Entries with figure data:
—————

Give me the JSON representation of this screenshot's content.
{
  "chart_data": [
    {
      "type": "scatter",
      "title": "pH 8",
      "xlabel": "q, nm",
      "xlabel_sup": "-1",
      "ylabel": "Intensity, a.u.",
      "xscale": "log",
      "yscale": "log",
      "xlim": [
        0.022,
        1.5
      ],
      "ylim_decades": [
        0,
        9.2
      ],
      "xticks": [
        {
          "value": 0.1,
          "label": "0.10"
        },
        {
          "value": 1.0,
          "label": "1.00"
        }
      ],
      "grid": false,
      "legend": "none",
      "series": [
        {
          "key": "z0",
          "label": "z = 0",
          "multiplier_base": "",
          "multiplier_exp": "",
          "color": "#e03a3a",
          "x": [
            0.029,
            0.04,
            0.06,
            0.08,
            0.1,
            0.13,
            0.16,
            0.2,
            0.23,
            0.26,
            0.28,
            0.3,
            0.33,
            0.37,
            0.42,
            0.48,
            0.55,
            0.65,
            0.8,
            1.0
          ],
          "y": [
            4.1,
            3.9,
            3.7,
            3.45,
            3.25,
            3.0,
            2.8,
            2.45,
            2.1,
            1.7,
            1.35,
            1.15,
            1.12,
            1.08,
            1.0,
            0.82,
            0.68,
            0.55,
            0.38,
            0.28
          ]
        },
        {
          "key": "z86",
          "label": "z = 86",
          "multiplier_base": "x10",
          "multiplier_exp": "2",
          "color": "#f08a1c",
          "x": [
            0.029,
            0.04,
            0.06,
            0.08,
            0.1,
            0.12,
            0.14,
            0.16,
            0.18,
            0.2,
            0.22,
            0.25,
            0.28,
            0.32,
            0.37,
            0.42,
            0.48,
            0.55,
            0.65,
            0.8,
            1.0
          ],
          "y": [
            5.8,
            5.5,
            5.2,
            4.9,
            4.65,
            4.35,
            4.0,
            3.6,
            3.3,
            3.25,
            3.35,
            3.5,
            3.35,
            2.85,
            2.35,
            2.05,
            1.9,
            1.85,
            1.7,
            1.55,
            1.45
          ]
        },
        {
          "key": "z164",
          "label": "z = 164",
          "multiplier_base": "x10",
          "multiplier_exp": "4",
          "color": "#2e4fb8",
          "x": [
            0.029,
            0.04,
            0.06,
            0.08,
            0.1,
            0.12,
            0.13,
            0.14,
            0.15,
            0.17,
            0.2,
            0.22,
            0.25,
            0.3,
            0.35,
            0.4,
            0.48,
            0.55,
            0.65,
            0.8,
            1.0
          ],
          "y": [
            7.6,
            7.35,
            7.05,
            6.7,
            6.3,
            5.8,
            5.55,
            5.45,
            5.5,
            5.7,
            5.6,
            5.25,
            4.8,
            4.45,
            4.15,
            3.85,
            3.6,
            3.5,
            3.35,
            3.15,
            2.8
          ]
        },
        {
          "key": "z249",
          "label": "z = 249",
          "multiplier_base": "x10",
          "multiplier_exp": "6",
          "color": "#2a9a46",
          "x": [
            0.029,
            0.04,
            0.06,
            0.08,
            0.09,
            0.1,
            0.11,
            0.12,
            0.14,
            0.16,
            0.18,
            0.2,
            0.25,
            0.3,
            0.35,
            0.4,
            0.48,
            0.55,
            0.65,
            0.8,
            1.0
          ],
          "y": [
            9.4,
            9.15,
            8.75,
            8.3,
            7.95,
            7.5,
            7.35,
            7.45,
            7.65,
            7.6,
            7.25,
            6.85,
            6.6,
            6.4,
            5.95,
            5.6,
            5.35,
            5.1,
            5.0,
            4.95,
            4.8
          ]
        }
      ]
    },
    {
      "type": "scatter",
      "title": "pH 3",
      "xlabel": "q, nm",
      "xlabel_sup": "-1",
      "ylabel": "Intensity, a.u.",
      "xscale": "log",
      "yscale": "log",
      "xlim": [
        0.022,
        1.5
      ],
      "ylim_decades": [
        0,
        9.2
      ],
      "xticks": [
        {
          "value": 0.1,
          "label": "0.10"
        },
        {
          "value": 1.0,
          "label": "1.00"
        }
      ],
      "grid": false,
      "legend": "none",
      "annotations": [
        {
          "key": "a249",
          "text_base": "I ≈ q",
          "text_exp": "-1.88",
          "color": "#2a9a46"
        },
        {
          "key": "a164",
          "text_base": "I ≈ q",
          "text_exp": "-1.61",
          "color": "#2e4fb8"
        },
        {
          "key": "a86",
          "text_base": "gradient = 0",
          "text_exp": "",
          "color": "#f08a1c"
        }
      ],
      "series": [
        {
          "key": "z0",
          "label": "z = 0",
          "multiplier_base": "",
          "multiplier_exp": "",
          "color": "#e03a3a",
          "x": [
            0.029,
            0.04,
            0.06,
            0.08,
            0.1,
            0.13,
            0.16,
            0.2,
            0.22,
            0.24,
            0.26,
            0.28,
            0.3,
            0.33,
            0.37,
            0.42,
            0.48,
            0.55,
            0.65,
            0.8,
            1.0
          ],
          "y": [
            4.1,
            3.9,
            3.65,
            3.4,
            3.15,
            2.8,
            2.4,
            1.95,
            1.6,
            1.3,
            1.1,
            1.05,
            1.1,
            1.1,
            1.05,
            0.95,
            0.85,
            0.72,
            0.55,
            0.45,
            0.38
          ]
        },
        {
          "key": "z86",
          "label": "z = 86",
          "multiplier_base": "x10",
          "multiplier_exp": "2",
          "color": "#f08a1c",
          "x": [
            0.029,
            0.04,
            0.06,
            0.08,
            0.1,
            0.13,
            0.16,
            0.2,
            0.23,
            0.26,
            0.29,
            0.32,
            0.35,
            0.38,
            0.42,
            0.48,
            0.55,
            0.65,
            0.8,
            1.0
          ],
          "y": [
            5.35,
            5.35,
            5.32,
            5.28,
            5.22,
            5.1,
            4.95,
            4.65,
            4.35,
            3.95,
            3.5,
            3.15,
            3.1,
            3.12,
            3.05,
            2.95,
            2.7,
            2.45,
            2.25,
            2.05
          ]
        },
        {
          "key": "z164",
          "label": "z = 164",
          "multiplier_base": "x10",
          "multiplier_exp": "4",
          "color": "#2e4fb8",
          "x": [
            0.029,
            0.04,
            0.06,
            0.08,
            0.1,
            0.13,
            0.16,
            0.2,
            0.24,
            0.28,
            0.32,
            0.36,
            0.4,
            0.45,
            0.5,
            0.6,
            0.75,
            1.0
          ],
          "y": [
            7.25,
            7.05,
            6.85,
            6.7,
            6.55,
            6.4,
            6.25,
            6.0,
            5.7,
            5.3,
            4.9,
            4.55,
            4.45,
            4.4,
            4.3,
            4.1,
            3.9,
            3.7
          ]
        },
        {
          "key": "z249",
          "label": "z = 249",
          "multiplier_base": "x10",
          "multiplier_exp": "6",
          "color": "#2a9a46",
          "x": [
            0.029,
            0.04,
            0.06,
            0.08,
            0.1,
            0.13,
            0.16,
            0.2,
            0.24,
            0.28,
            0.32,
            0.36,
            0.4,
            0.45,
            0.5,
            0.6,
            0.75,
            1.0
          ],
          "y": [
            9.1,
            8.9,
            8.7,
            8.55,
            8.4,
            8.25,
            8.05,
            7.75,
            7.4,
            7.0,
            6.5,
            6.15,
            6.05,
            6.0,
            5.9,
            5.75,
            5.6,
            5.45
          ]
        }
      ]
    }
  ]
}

—————

▶ Stated goal
Exactly reproduce all of the entries above.

▶ Solution
Give me the JSON representation of this screenshot's content.
{
  "chart_data": [
    {
      "type": "scatter",
      "title": "pH 8",
      "xlabel": "q, nm",
      "xlabel_sup": "-1",
      "ylabel": "Intensity, a.u.",
      "xscale": "log",
      "yscale": "log",
      "xlim": [
        0.022,
        1.5
      ],
      "ylim_decades": [
        0,
        9.2
      ],
      "xticks": [
        {
          "value": 0.1,
          "label": "0.10"
        },
        {
          "value": 1.0,
          "label": "1.00"
        }
      ],
      "grid": false,
      "legend": "none",
      "series": [
        {
          "key": "z0",
          "label": "z = 0",
          "multiplier_base": "",
          "multiplier_exp": "",
          "color": "#e03a3a",
          "x": [
            0.029,
            0.04,
            0.06,
            0.08,
            0.1,
            0.13,
            0.16,
            0.2,
            0.23,
            0.26,
            0.28,
            0.3,
            0.33,
            0.37,
            0.42,
            0.48,
            0.55,
            0.65,
            0.8,
            1.0
          ],
          "y": [
            4.1,
            3.9,
            3.7,
            3.45,
            3.25,
            3.0,
            2.8,
            2.45,
            2.1,
            1.7,
            1.35,
            1.15,
            1.12,
            1.08,
            1.0,
            0.82,
            0.68,
            0.55,
            0.38,
            0.28
          ]
        },
        {
          "key": "z86",
          "label": "z = 86",
          "multiplier_base": "x10",
          "multiplier_exp": "2",
          "color": "#f08a1c",
          "x": [
            0.029,
            0.04,
            0.06,
            0.08,
            0.1,
            0.12,
            0.14,
            0.16,
            0.18,
            0.2,
            0.22,
            0.25,
            0.28,
            0.32,
            0.37,
            0.42,
            0.48,
            0.55,
            0.65,
            0.8,
            1.0
          ],
          "y": [
            5.8,
            5.5,
            5.2,
            4.9,
            4.65,
            4.35,
            4.0,
            3.6,
            3.3,
            3.25,
            3.35,
            3.5,
            3.35,
            2.85,
            2.35,
            2.05,
            1.9,
            1.85,
            1.7,
            1.55,
            1.45
          ]
        },
        {
          "key": "z164",
          "label": "z = 164",
          "multiplier_base": "x10",
          "multiplier_exp": "4",
          "color": "#2e4fb8",
          "x": [
            0.029,
            0.04,
            0.06,
            0.08,
            0.1,
            0.12,
            0.13,
            0.14,
            0.15,
            0.17,
            0.2,
            0.22,
            0.25,
            0.3,
            0.35,
            0.4,
            0.48,
            0.55,
            0.65,
            0.8,
            1.0
          ],
          "y": [
            7.6,
            7.35,
            7.05,
            6.7,
            6.3,
            5.8,
            5.55,
            5.45,
            5.5,
            5.7,
            5.6,
            5.25,
            4.8,
            4.45,
            4.15,
            3.85,
            3.6,
            3.5,
            3.35,
            3.15,
            2.8
          ]
        },
        {
          "key": "z249",
          "label": "z = 249",
          "multiplier_base": "x10",
          "multiplier_exp": "6",
          "color": "#2a9a46",
          "x": [
            0.029,
            0.04,
            0.06,
            0.08,
            0.09,
            0.1,
            0.11,
            0.12,
            0.14,
            0.16,
            0.18,
            0.2,
            0.25,
            0.3,
            0.35,
            0.4,
            0.48,
            0.55,
            0.65,
            0.8,
            1.0
          ],
          "y": [
            9.4,
            9.15,
            8.75,
            8.3,
            7.95,
            7.5,
            7.35,
            7.45,
            7.65,
            7.6,
            7.25,
            6.85,
            6.6,
            6.4,
            5.95,
            5.6,
            5.35,
            5.1,
            5.0,
            4.95,
            4.8
          ]
        }
      ]
    },
    {
      "type": "scatter",
      "title": "pH 3",
      "xlabel": "q, nm",
      "xlabel_sup": "-1",
      "ylabel": "Intensity, a.u.",
      "xscale": "log",
      "yscale": "log",
      "xlim": [
        0.022,
        1.5
      ],
      "ylim_decades": [
        0,
        9.2
      ],
      "xticks": [
        {
          "value": 0.1,
          "label": "0.10"
        },
        {
          "value": 1.0,
          "label": "1.00"
        }
      ],
      "grid": false,
      "legend": "none",
      "annotations": [
        {
          "key": "a249",
          "text_base": "I ≈ q",
          "text_exp": "-1.88",
          "color": "#2a9a46"
        },
        {
          "key": "a164",
          "text_base": "I ≈ q",
          "text_exp": "-1.61",
          "color": "#2e4fb8"
        },
        {
          "key": "a86",
          "text_base": "gradient = 0",
          "text_exp": "",
          "color": "#f08a1c"
        }
      ],
      "series": [
        {
          "key": "z0",
          "label": "z = 0",
          "multiplier_base": "",
          "multiplier_exp": "",
          "color": "#e03a3a",
          "x": [
            0.029,
            0.04,
            0.06,
            0.08,
            0.1,
            0.13,
            0.16,
            0.2,
            0.22,
            0.24,
            0.26,
            0.28,
            0.3,
            0.33,
            0.37,
            0.42,
            0.48,
            0.55,
            0.65,
            0.8,
            1.0
          ],
          "y": [
            4.1,
            3.9,
            3.65,
            3.4,
            3.15,
            2.8,
            2.4,
            1.95,
            1.6,
            1.3,
            1.1,
            1.05,
            1.1,
            1.1,
            1.05,
            0.95,
            0.85,
            0.72,
            0.55,
            0.45,
            0.38
          ]
        },
        {
          "key": "z86",
          "label": "z = 86",
          "multiplier_base": "x10",
          "multiplier_exp": "2",
          "color": "#f08a1c",
          "x": [
            0.029,
            0.04,
            0.06,
            0.08,
            0.1,
            0.13,
            0.16,
            0.2,
            0.23,
            0.26,
            0.29,
            0.32,
            0.35,
            0.38,
            0.42,
            0.48,
            0.55,
            0.65,
            0.8,
            1.0
          ],
          "y": [
            5.35,
            5.35,
            5.32,
            5.28,
            5.22,
            5.1,
            4.95,
            4.65,
            4.35,
            3.95,
            3.5,
            3.15,
            3.1,
            3.12,
            3.05,
            2.95,
            2.7,
            2.45,
            2.25,
            2.05
          ]
        },
        {
          "key": "z164",
          "label": "z = 164",
          "multiplier_base": "x10",
          "multiplier_exp": "4",
          "color": "#2e4fb8",
          "x": [
            0.029,
            0.04,
            0.06,
            0.08,
            0.1,
            0.13,
            0.16,
            0.2,
            0.24,
            0.28,
            0.32,
            0.36,
            0.4,
            0.45,
            0.5,
            0.6,
            0.75,
            1.0
          ],
          "y": [
            7.25,
            7.05,
            6.85,
            6.7,
            6.55,
            6.4,
            6.25,
            6.0,
            5.7,
            5.3,
            4.9,
            4.55,
            4.45,
            4.4,
            4.3,
            4.1,
            3.9,
            3.7
          ]
        },
        {
          "key": "z249",
          "label": "z = 249",
          "multiplier_base": "x10",
          "multiplier_exp": "6",
          "color": "#2a9a46",
          "x": [
            0.029,
            0.04,
            0.06,
            0.08,
            0.1,
            0.13,
            0.16,
            0.2,
            0.24,
            0.28,
            0.32,
            0.36,
            0.4,
            0.45,
            0.5,
            0.6,
            0.75,
            1.0
          ],
          "y": [
            9.1,
            8.9,
            8.7,
            8.55,
            8.4,
            8.25,
            8.05,
            7.75,
            7.4,
            7.0,
            6.5,
            6.15,
            6.05,
            6.0,
            5.9,
            5.75,
            5.6,
            5.45
          ]
        }
      ]
    }
  ]
}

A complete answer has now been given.